** Exercise **
Gather all lines with "ylabel" from the records.

** Items **

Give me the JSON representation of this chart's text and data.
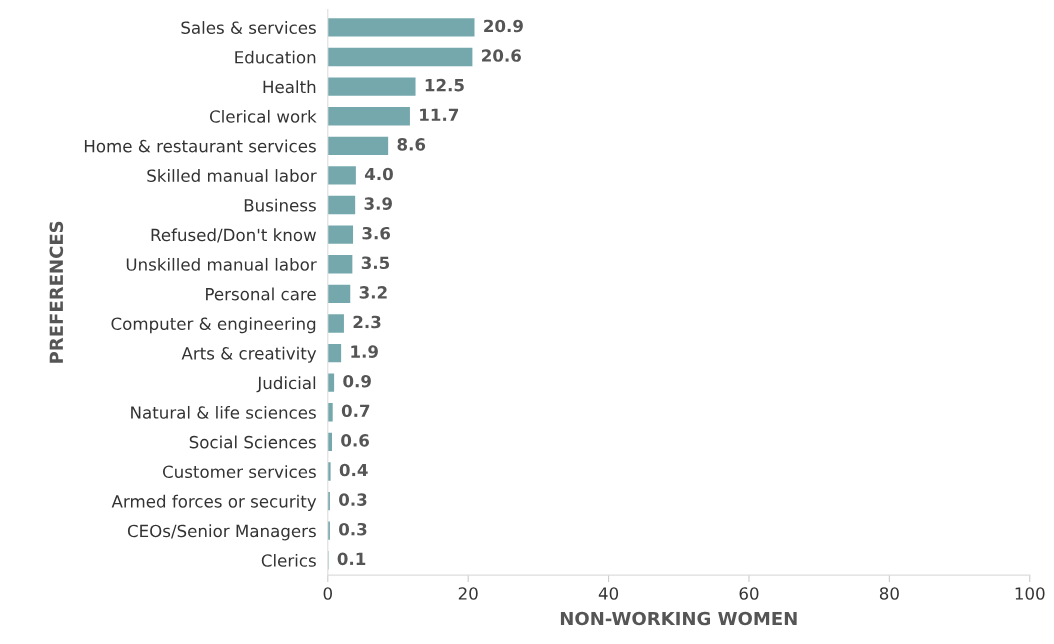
{
  "chart_data": {
    "type": "bar",
    "orientation": "horizontal",
    "xlabel": "NON-WORKING WOMEN",
    "ylabel": "PREFERENCES",
    "categories": [
      "Sales & services",
      "Education",
      "Health",
      "Clerical work",
      "Home & restaurant services",
      "Skilled manual labor",
      "Business",
      "Refused/Don't know",
      "Unskilled manual labor",
      "Personal care",
      "Computer & engineering",
      "Arts & creativity",
      "Judicial",
      "Natural & life sciences",
      "Social Sciences",
      "Customer services",
      "Armed forces or security",
      "CEOs/Senior Managers",
      "Clerics"
    ],
    "values": [
      20.9,
      20.6,
      12.5,
      11.7,
      8.6,
      4.0,
      3.9,
      3.6,
      3.5,
      3.2,
      2.3,
      1.9,
      0.9,
      0.7,
      0.6,
      0.4,
      0.3,
      0.3,
      0.1
    ],
    "value_labels": [
      "20.9",
      "20.6",
      "12.5",
      "11.7",
      "8.6",
      "4.0",
      "3.9",
      "3.6",
      "3.5",
      "3.2",
      "2.3",
      "1.9",
      "0.9",
      "0.7",
      "0.6",
      "0.4",
      "0.3",
      "0.3",
      "0.1"
    ],
    "color": "#74a8ad",
    "xlim": [
      0,
      100
    ],
    "xticks": [
      0,
      20,
      40,
      60,
      80,
      100
    ],
    "grid": false,
    "legend": false
  }
}
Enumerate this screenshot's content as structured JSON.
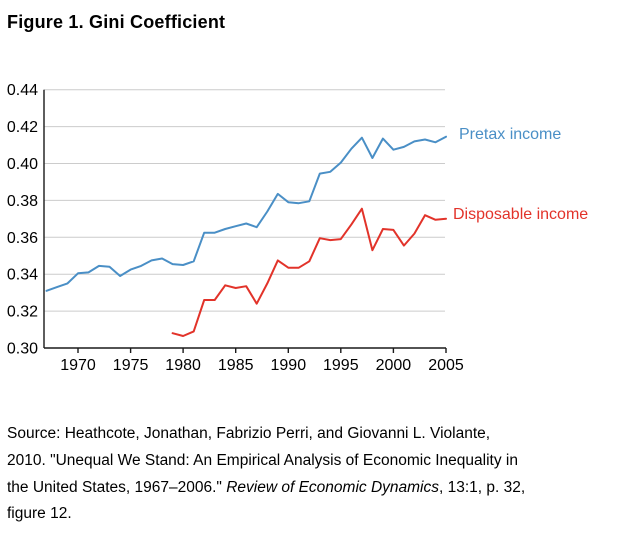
{
  "figure": {
    "title": "Figure 1. Gini Coefficient"
  },
  "chart_data": {
    "type": "line",
    "title": "Figure 1. Gini Coefficient",
    "xlabel": "",
    "ylabel": "",
    "xlim": [
      1966.8,
      2005.5
    ],
    "ylim": [
      0.3,
      0.44
    ],
    "xticks": [
      1970,
      1975,
      1980,
      1985,
      1990,
      1995,
      2000,
      2005
    ],
    "yticks": [
      0.3,
      0.32,
      0.34,
      0.36,
      0.38,
      0.4,
      0.42,
      0.44
    ],
    "grid": "horizontal",
    "grid_color": "#cccccc",
    "axis_color": "#1a1a1a",
    "legend_position": "outside-right",
    "series": [
      {
        "id": "pretax",
        "name": "Pretax income",
        "color": "#4a8fc6",
        "years": [
          1967,
          1968,
          1969,
          1970,
          1971,
          1972,
          1973,
          1974,
          1975,
          1976,
          1977,
          1978,
          1979,
          1980,
          1981,
          1982,
          1983,
          1984,
          1985,
          1986,
          1987,
          1988,
          1989,
          1990,
          1991,
          1992,
          1993,
          1994,
          1995,
          1996,
          1997,
          1998,
          1999,
          2000,
          2001,
          2002,
          2003,
          2004,
          2005
        ],
        "values": [
          0.331,
          0.333,
          0.335,
          0.3405,
          0.341,
          0.3445,
          0.344,
          0.339,
          0.3425,
          0.3445,
          0.3475,
          0.3485,
          0.3455,
          0.345,
          0.347,
          0.3625,
          0.3625,
          0.3645,
          0.366,
          0.3675,
          0.3655,
          0.374,
          0.3835,
          0.379,
          0.3785,
          0.3795,
          0.3945,
          0.3955,
          0.4005,
          0.408,
          0.414,
          0.403,
          0.4135,
          0.4075,
          0.409,
          0.412,
          0.413,
          0.4115,
          0.4145
        ]
      },
      {
        "id": "disposable",
        "name": "Disposable income",
        "color": "#e2332a",
        "years": [
          1979,
          1980,
          1981,
          1982,
          1983,
          1984,
          1985,
          1986,
          1987,
          1988,
          1989,
          1990,
          1991,
          1992,
          1993,
          1994,
          1995,
          1996,
          1997,
          1998,
          1999,
          2000,
          2001,
          2002,
          2003,
          2004,
          2005
        ],
        "values": [
          0.308,
          0.3065,
          0.309,
          0.326,
          0.326,
          0.334,
          0.3325,
          0.3335,
          0.324,
          0.335,
          0.3475,
          0.3435,
          0.3435,
          0.347,
          0.3595,
          0.3585,
          0.359,
          0.367,
          0.3755,
          0.353,
          0.3645,
          0.364,
          0.3555,
          0.362,
          0.372,
          0.3695,
          0.37
        ]
      }
    ]
  },
  "source_note": {
    "line1": "Source: Heathcote, Jonathan, Fabrizio Perri, and Giovanni L. Violante,",
    "line2": "2010. \"Unequal We Stand: An Empirical Analysis of Economic Inequality in",
    "line3_pre": "the United States, 1967–2006.\" ",
    "line3_italic": "Review of Economic Dynamics",
    "line3_post": ", 13:1, p. 32,",
    "line4": "figure 12."
  }
}
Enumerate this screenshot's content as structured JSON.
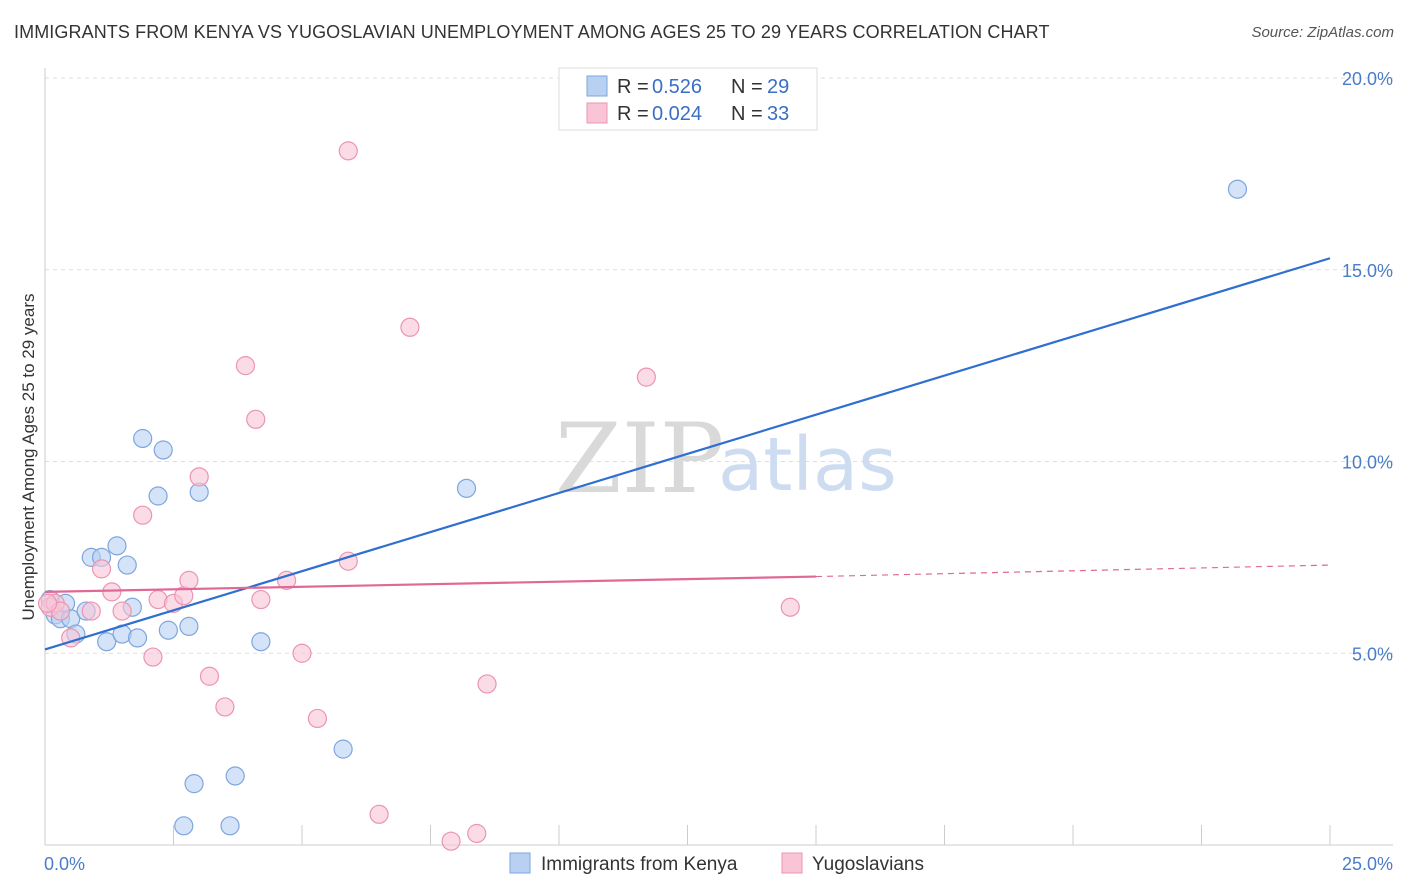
{
  "title": "IMMIGRANTS FROM KENYA VS YUGOSLAVIAN UNEMPLOYMENT AMONG AGES 25 TO 29 YEARS CORRELATION CHART",
  "source": "Source: ZipAtlas.com",
  "watermark": {
    "zip": "ZIP",
    "atlas": "atlas"
  },
  "colors": {
    "kenya_fill": "#b8d0f2",
    "kenya_stroke": "#7ea6de",
    "kenya_line": "#2f6fd0",
    "yugo_fill": "#f8c4d6",
    "yugo_stroke": "#eb94b3",
    "yugo_line": "#e06896",
    "grid": "#dddddd",
    "tick_text": "#4a7cc9"
  },
  "legend": {
    "rows": [
      {
        "r_label": "R =",
        "r_value": "0.526",
        "n_label": "N =",
        "n_value": "29"
      },
      {
        "r_label": "R =",
        "r_value": "0.024",
        "n_label": "N =",
        "n_value": "33"
      }
    ]
  },
  "chart_data": {
    "type": "scatter",
    "title": "IMMIGRANTS FROM KENYA VS YUGOSLAVIAN UNEMPLOYMENT AMONG AGES 25 TO 29 YEARS CORRELATION CHART",
    "xlabel": "",
    "ylabel": "Unemployment Among Ages 25 to 29 years",
    "xlim": [
      0,
      25
    ],
    "ylim": [
      0,
      20
    ],
    "x_tick_labels": [
      "0.0%",
      "25.0%"
    ],
    "y_ticks": [
      5,
      10,
      15,
      20
    ],
    "y_tick_labels": [
      "5.0%",
      "10.0%",
      "15.0%",
      "20.0%"
    ],
    "series": [
      {
        "name": "Immigrants from Kenya",
        "points": [
          [
            0.1,
            6.4
          ],
          [
            0.2,
            6.0
          ],
          [
            0.3,
            5.9
          ],
          [
            0.4,
            6.3
          ],
          [
            0.5,
            5.9
          ],
          [
            0.6,
            5.5
          ],
          [
            0.8,
            6.1
          ],
          [
            0.9,
            7.5
          ],
          [
            1.1,
            7.5
          ],
          [
            1.2,
            5.3
          ],
          [
            1.4,
            7.8
          ],
          [
            1.6,
            7.3
          ],
          [
            1.5,
            5.5
          ],
          [
            1.7,
            6.2
          ],
          [
            1.8,
            5.4
          ],
          [
            1.9,
            10.6
          ],
          [
            2.2,
            9.1
          ],
          [
            2.3,
            10.3
          ],
          [
            2.4,
            5.6
          ],
          [
            2.7,
            0.5
          ],
          [
            2.8,
            5.7
          ],
          [
            2.9,
            1.6
          ],
          [
            3.0,
            9.2
          ],
          [
            3.6,
            0.5
          ],
          [
            3.7,
            1.8
          ],
          [
            4.2,
            5.3
          ],
          [
            5.8,
            2.5
          ],
          [
            8.2,
            9.3
          ],
          [
            23.2,
            17.1
          ]
        ],
        "trend": {
          "x0": 0.0,
          "y0": 5.1,
          "x1": 25.0,
          "y1": 15.3
        }
      },
      {
        "name": "Yugoslavians",
        "points": [
          [
            0.1,
            6.2
          ],
          [
            0.2,
            6.3
          ],
          [
            0.3,
            6.1
          ],
          [
            0.5,
            5.4
          ],
          [
            0.9,
            6.1
          ],
          [
            1.1,
            7.2
          ],
          [
            1.3,
            6.6
          ],
          [
            1.5,
            6.1
          ],
          [
            1.9,
            8.6
          ],
          [
            2.1,
            4.9
          ],
          [
            2.2,
            6.4
          ],
          [
            2.5,
            6.3
          ],
          [
            2.7,
            6.5
          ],
          [
            2.8,
            6.9
          ],
          [
            3.0,
            9.6
          ],
          [
            3.2,
            4.4
          ],
          [
            3.5,
            3.6
          ],
          [
            3.9,
            12.5
          ],
          [
            4.1,
            11.1
          ],
          [
            4.2,
            6.4
          ],
          [
            4.7,
            6.9
          ],
          [
            5.0,
            5.0
          ],
          [
            5.3,
            3.3
          ],
          [
            5.9,
            7.4
          ],
          [
            5.9,
            18.1
          ],
          [
            6.5,
            0.8
          ],
          [
            7.1,
            13.5
          ],
          [
            7.9,
            0.1
          ],
          [
            8.4,
            0.3
          ],
          [
            8.6,
            4.2
          ],
          [
            11.7,
            12.2
          ],
          [
            14.5,
            6.2
          ],
          [
            0.05,
            6.3
          ]
        ],
        "trend": {
          "x0": 0.0,
          "y0": 6.6,
          "x1": 15.0,
          "y1": 7.0,
          "dash_to_x": 25.0,
          "dash_to_y": 7.3
        }
      }
    ],
    "legend_placement": "top-center",
    "grid": true
  }
}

** Response **
    "ylabel": "PREFERENCES",
    "ylabel": "",
    "ylabel": "Unemployment Among Ages 25 to 29 years",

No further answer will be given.